EXERCISE DETAILS: Skip the images and return the records below exactly.

Dataset excerpts:

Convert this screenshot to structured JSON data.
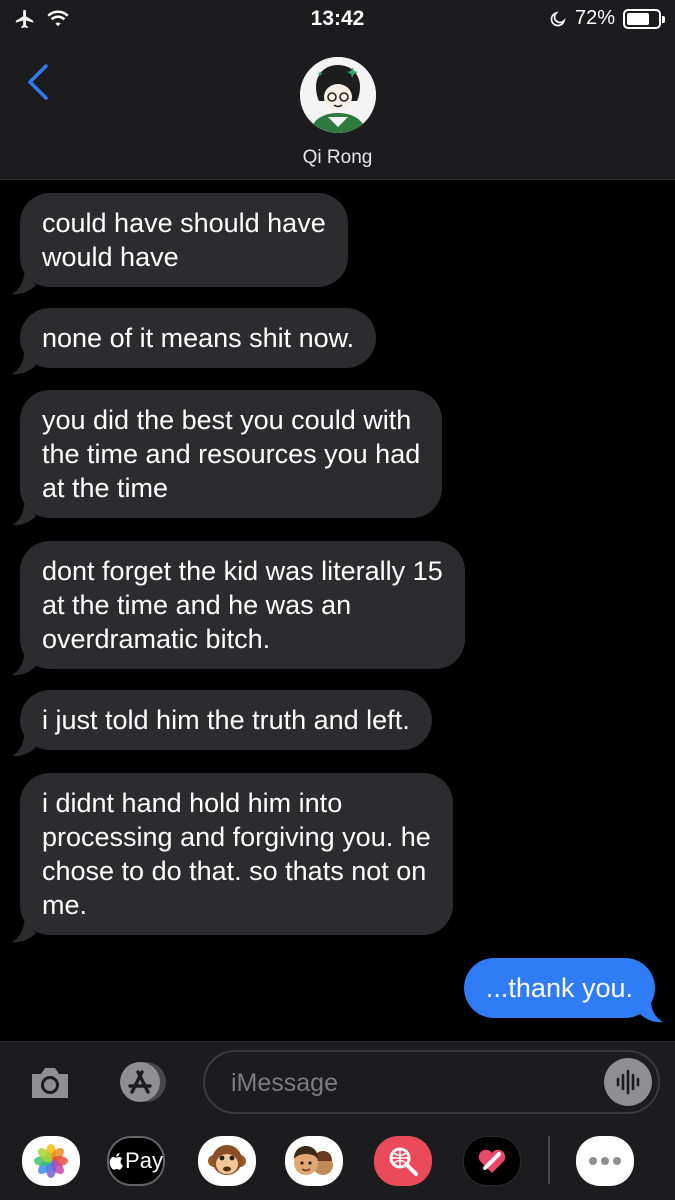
{
  "status_bar": {
    "time": "13:42",
    "battery_percent_label": "72%",
    "battery_level": 0.72,
    "icons": [
      "airplane-icon",
      "wifi-icon",
      "moon-icon",
      "battery-icon"
    ]
  },
  "header": {
    "contact_name": "Qi Rong",
    "back_icon": "chevron-left-icon"
  },
  "messages": [
    {
      "direction": "incoming",
      "text": "could have should have\nwould have"
    },
    {
      "direction": "incoming",
      "text": "none of it means shit now."
    },
    {
      "direction": "incoming",
      "text": "you did the best you could with\nthe time and resources you had\nat the time"
    },
    {
      "direction": "incoming",
      "text": "dont forget the kid was literally 15\nat the time and he was an\noverdramatic bitch."
    },
    {
      "direction": "incoming",
      "text": "i just told him the truth and left."
    },
    {
      "direction": "incoming",
      "text": "i didnt hand hold him into\nprocessing and forgiving you. he\nchose to do that. so thats not on\nme."
    },
    {
      "direction": "outgoing",
      "text": "...thank you."
    }
  ],
  "input": {
    "placeholder": "iMessage"
  },
  "app_drawer": {
    "apple_pay_label": "Pay",
    "apps": [
      "photos-icon",
      "apple-pay-icon",
      "animoji-monkey-icon",
      "memoji-icon",
      "web-search-icon",
      "digital-touch-icon",
      "more-icon"
    ]
  },
  "colors": {
    "outgoing_bubble": "#2f7cf6",
    "incoming_bubble": "#2c2c2e",
    "accent": "#2f7cf6"
  }
}
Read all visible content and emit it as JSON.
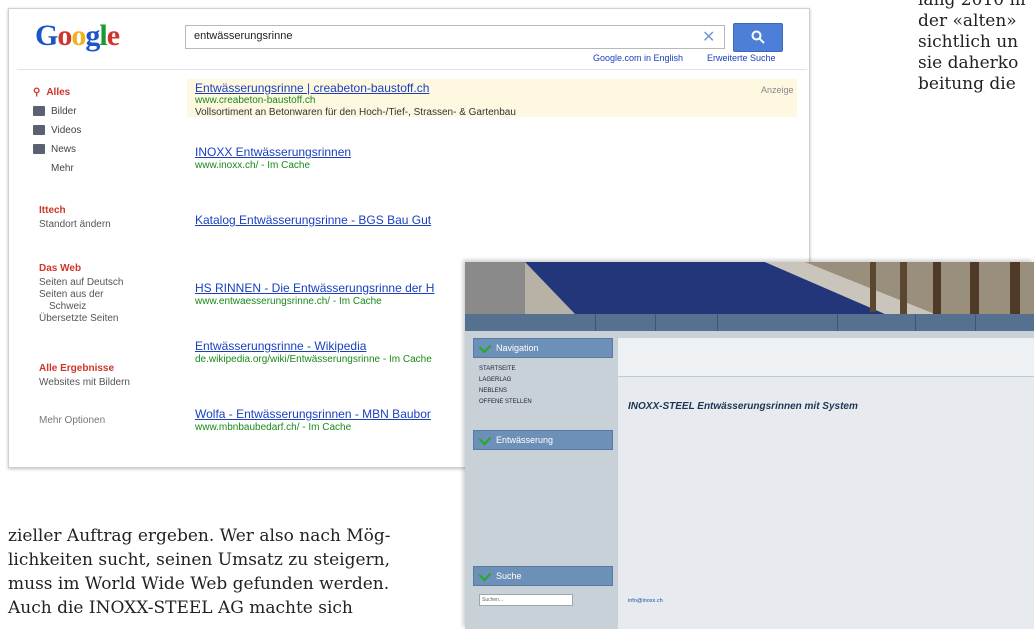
{
  "right_column_text": [
    "lang 2010 m",
    "der «alten»",
    "sichtlich un",
    "sie daherko",
    "beitung die"
  ],
  "bottom_text": [
    "zieller Auftrag ergeben. Wer also nach Mög-",
    "lichkeiten sucht, seinen Umsatz zu steigern,",
    "muss im World Wide Web gefunden werden.",
    "Auch die INOXX-STEEL AG machte sich"
  ],
  "google": {
    "logo_letters": [
      "G",
      "o",
      "o",
      "g",
      "l",
      "e"
    ],
    "query": "entwässerungsrinne",
    "stats": "",
    "link_english": "Google.com in English",
    "link_advanced": "Erweiterte Suche",
    "clear_icon": "close-icon",
    "search_button_icon": "search-icon",
    "sidebar": {
      "items": [
        {
          "label": "Alles",
          "icon": "search-icon",
          "active": true
        },
        {
          "label": "Bilder",
          "icon": "camera-icon",
          "active": false
        },
        {
          "label": "Videos",
          "icon": "video-icon",
          "active": false
        },
        {
          "label": "News",
          "icon": "news-icon",
          "active": false
        },
        {
          "label": "Mehr",
          "icon": "",
          "active": false
        }
      ],
      "location_head": "Ittech",
      "location_link": "Standort ändern",
      "web_head": "Das Web",
      "web_options": [
        "Seiten auf Deutsch",
        "Seiten aus der",
        "Schweiz",
        "Übersetzte Seiten"
      ],
      "all_results_head": "Alle Ergebnisse",
      "all_results_sub": "Websites mit Bildern",
      "more_options": "Mehr Optionen"
    },
    "ad_label": "Anzeige",
    "results": [
      {
        "title": "Entwässerungsrinne | creabeton-baustoff.ch",
        "url": "www.creabeton-baustoff.ch",
        "snippet": [
          "Vollsortiment an Betonwaren für den Hoch-/Tief-, Strassen- & Gartenbau"
        ]
      },
      {
        "title": "INOXX Entwässerungsrinnen",
        "url": "www.inoxx.ch/ - Im Cache",
        "snippet": [
          "",
          ""
        ]
      },
      {
        "title": "Katalog Entwässerungsrinne - BGS Bau Gut",
        "url": "",
        "snippet": [
          "",
          ""
        ]
      },
      {
        "title": "HS RINNEN - Die Entwässerungsrinne der H",
        "url": "www.entwaesserungsrinne.ch/ - Im Cache",
        "snippet": [
          ""
        ]
      },
      {
        "title": "Entwässerungsrinne - Wikipedia",
        "url": "de.wikipedia.org/wiki/Entwässerungsrinne - Im Cache",
        "snippet": [
          "",
          ""
        ]
      },
      {
        "title": "Wolfa - Entwässerungsrinnen - MBN Baubor",
        "url": "www.mbnbaubedarf.ch/ - Im Cache",
        "snippet": [
          "",
          ""
        ]
      }
    ]
  },
  "inoxx": {
    "nav": [
      "",
      "",
      "",
      "",
      "",
      ""
    ],
    "sidebar_boxes": [
      {
        "head": "Navigation",
        "items": [
          "STARTSEITE",
          "LAGERLAG",
          "NEBLENS",
          "OFFENE STELLEN"
        ]
      },
      {
        "head": "Entwässerung",
        "items": [
          "",
          "",
          "",
          "",
          "",
          "",
          ""
        ]
      },
      {
        "head": "Suche",
        "items": [
          "Suchen..."
        ]
      }
    ],
    "breadcrumb": "",
    "title": "INOXX-STEEL Entwässerungsrinnen mit System",
    "paragraphs": [
      "",
      "",
      "",
      "",
      "",
      "",
      "",
      "",
      "",
      "",
      "",
      "",
      "",
      "",
      "info@inoxx.ch"
    ]
  }
}
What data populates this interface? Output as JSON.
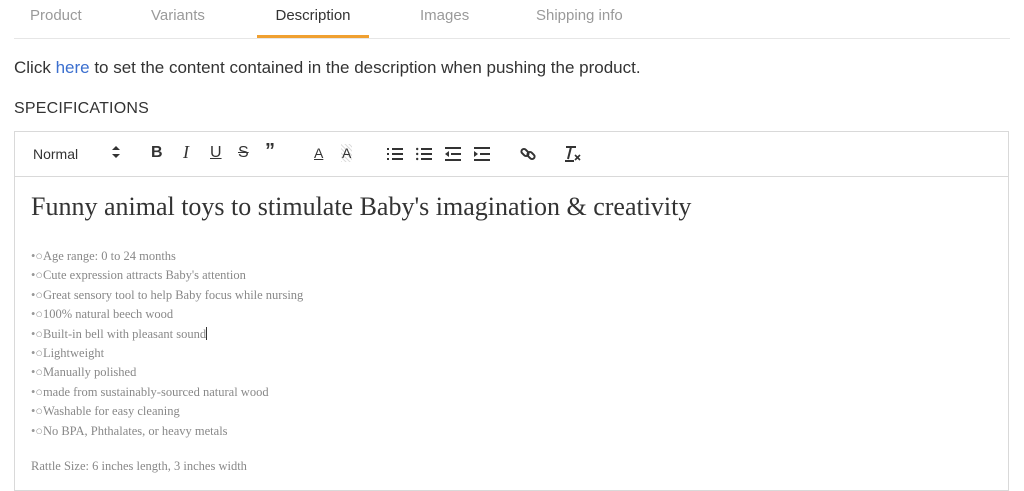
{
  "tabs": [
    {
      "label": "Product",
      "active": false
    },
    {
      "label": "Variants",
      "active": false
    },
    {
      "label": "Description",
      "active": true
    },
    {
      "label": "Images",
      "active": false
    },
    {
      "label": "Shipping info",
      "active": false
    }
  ],
  "instruction": {
    "prefix": "Click ",
    "link": "here",
    "suffix": " to set the content contained in the description when pushing the product."
  },
  "section_title": "SPECIFICATIONS",
  "toolbar": {
    "format": "Normal",
    "bold": "B",
    "italic": "I",
    "underline": "U",
    "strike": "S",
    "quote": "”",
    "font_color": "A",
    "highlight": "A",
    "icons": [
      "ordered-list-icon",
      "bullet-list-icon",
      "outdent-icon",
      "indent-icon",
      "link-icon",
      "clear-format-icon"
    ]
  },
  "content": {
    "heading": "Funny animal toys to stimulate Baby's imagination & creativity",
    "bullet_marker": "•○",
    "items": [
      "Age range: 0 to 24 months",
      "Cute expression attracts Baby's attention",
      "Great sensory tool to help Baby focus while nursing",
      "100% natural beech wood",
      "Built-in bell with pleasant sound",
      "Lightweight",
      "Manually polished",
      "made from sustainably-sourced natural wood",
      "Washable for easy cleaning",
      "No BPA, Phthalates, or heavy metals"
    ],
    "size_line": "Rattle Size: 6 inches length, 3 inches width"
  },
  "colors": {
    "accent": "#f0a030",
    "link": "#3b6fcf"
  }
}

EXPECTED OUTPUT:
Convert this screenshot to structured JSON data.
{
  "status_bar": {
    "time": "13:42",
    "battery_percent_label": "72%",
    "battery_level": 0.72,
    "icons": [
      "airplane-icon",
      "wifi-icon",
      "moon-icon",
      "battery-icon"
    ]
  },
  "header": {
    "contact_name": "Qi Rong",
    "back_icon": "chevron-left-icon"
  },
  "messages": [
    {
      "direction": "incoming",
      "text": "could have should have\nwould have"
    },
    {
      "direction": "incoming",
      "text": "none of it means shit now."
    },
    {
      "direction": "incoming",
      "text": "you did the best you could with\nthe time and resources you had\nat the time"
    },
    {
      "direction": "incoming",
      "text": "dont forget the kid was literally 15\nat the time and he was an\noverdramatic bitch."
    },
    {
      "direction": "incoming",
      "text": "i just told him the truth and left."
    },
    {
      "direction": "incoming",
      "text": "i didnt hand hold him into\nprocessing and forgiving you. he\nchose to do that. so thats not on\nme."
    },
    {
      "direction": "outgoing",
      "text": "...thank you."
    }
  ],
  "input": {
    "placeholder": "iMessage"
  },
  "app_drawer": {
    "apple_pay_label": "Pay",
    "apps": [
      "photos-icon",
      "apple-pay-icon",
      "animoji-monkey-icon",
      "memoji-icon",
      "web-search-icon",
      "digital-touch-icon",
      "more-icon"
    ]
  },
  "colors": {
    "outgoing_bubble": "#2f7cf6",
    "incoming_bubble": "#2c2c2e",
    "accent": "#2f7cf6"
  }
}
Read all visible content and emit it as JSON.
{
  "right_column_text": [
    "lang 2010 m",
    "der «alten»",
    "sichtlich un",
    "sie daherko",
    "beitung die"
  ],
  "bottom_text": [
    "zieller Auftrag ergeben. Wer also nach Mög-",
    "lichkeiten sucht, seinen Umsatz zu steigern,",
    "muss im World Wide Web gefunden werden.",
    "Auch die INOXX-STEEL AG machte sich"
  ],
  "google": {
    "logo_letters": [
      "G",
      "o",
      "o",
      "g",
      "l",
      "e"
    ],
    "query": "entwässerungsrinne",
    "stats": "",
    "link_english": "Google.com in English",
    "link_advanced": "Erweiterte Suche",
    "clear_icon": "close-icon",
    "search_button_icon": "search-icon",
    "sidebar": {
      "items": [
        {
          "label": "Alles",
          "icon": "search-icon",
          "active": true
        },
        {
          "label": "Bilder",
          "icon": "camera-icon",
          "active": false
        },
        {
          "label": "Videos",
          "icon": "video-icon",
          "active": false
        },
        {
          "label": "News",
          "icon": "news-icon",
          "active": false
        },
        {
          "label": "Mehr",
          "icon": "",
          "active": false
        }
      ],
      "location_head": "Ittech",
      "location_link": "Standort ändern",
      "web_head": "Das Web",
      "web_options": [
        "Seiten auf Deutsch",
        "Seiten aus der",
        "Schweiz",
        "Übersetzte Seiten"
      ],
      "all_results_head": "Alle Ergebnisse",
      "all_results_sub": "Websites mit Bildern",
      "more_options": "Mehr Optionen"
    },
    "ad_label": "Anzeige",
    "results": [
      {
        "title": "Entwässerungsrinne | creabeton-baustoff.ch",
        "url": "www.creabeton-baustoff.ch",
        "snippet": [
          "Vollsortiment an Betonwaren für den Hoch-/Tief-, Strassen- & Gartenbau"
        ]
      },
      {
        "title": "INOXX Entwässerungsrinnen",
        "url": "www.inoxx.ch/ - Im Cache",
        "snippet": [
          "",
          ""
        ]
      },
      {
        "title": "Katalog Entwässerungsrinne - BGS Bau Gut",
        "url": "",
        "snippet": [
          "",
          ""
        ]
      },
      {
        "title": "HS RINNEN - Die Entwässerungsrinne der H",
        "url": "www.entwaesserungsrinne.ch/ - Im Cache",
        "snippet": [
          ""
        ]
      },
      {
        "title": "Entwässerungsrinne - Wikipedia",
        "url": "de.wikipedia.org/wiki/Entwässerungsrinne - Im Cache",
        "snippet": [
          "",
          ""
        ]
      },
      {
        "title": "Wolfa - Entwässerungsrinnen - MBN Baubor",
        "url": "www.mbnbaubedarf.ch/ - Im Cache",
        "snippet": [
          "",
          ""
        ]
      }
    ]
  },
  "inoxx": {
    "nav": [
      "",
      "",
      "",
      "",
      "",
      ""
    ],
    "sidebar_boxes": [
      {
        "head": "Navigation",
        "items": [
          "STARTSEITE",
          "LAGERLAG",
          "NEBLENS",
          "OFFENE STELLEN"
        ]
      },
      {
        "head": "Entwässerung",
        "items": [
          "",
          "",
          "",
          "",
          "",
          "",
          ""
        ]
      },
      {
        "head": "Suche",
        "items": [
          "Suchen..."
        ]
      }
    ],
    "breadcrumb": "",
    "title": "INOXX-STEEL Entwässerungsrinnen mit System",
    "paragraphs": [
      "",
      "",
      "",
      "",
      "",
      "",
      "",
      "",
      "",
      "",
      "",
      "",
      "",
      "",
      "info@inoxx.ch"
    ]
  }
}
What data populates this interface? Output as JSON.
{
  "tabs": [
    {
      "label": "Product",
      "active": false
    },
    {
      "label": "Variants",
      "active": false
    },
    {
      "label": "Description",
      "active": true
    },
    {
      "label": "Images",
      "active": false
    },
    {
      "label": "Shipping info",
      "active": false
    }
  ],
  "instruction": {
    "prefix": "Click ",
    "link": "here",
    "suffix": " to set the content contained in the description when pushing the product."
  },
  "section_title": "SPECIFICATIONS",
  "toolbar": {
    "format": "Normal",
    "bold": "B",
    "italic": "I",
    "underline": "U",
    "strike": "S",
    "quote": "”",
    "font_color": "A",
    "highlight": "A",
    "icons": [
      "ordered-list-icon",
      "bullet-list-icon",
      "outdent-icon",
      "indent-icon",
      "link-icon",
      "clear-format-icon"
    ]
  },
  "content": {
    "heading": "Funny animal toys to stimulate Baby's imagination & creativity",
    "bullet_marker": "•○",
    "items": [
      "Age range: 0 to 24 months",
      "Cute expression attracts Baby's attention",
      "Great sensory tool to help Baby focus while nursing",
      "100% natural beech wood",
      "Built-in bell with pleasant sound",
      "Lightweight",
      "Manually polished",
      "made from sustainably-sourced natural wood",
      "Washable for easy cleaning",
      "No BPA, Phthalates, or heavy metals"
    ],
    "size_line": "Rattle Size: 6 inches length, 3 inches width"
  },
  "colors": {
    "accent": "#f0a030",
    "link": "#3b6fcf"
  }
}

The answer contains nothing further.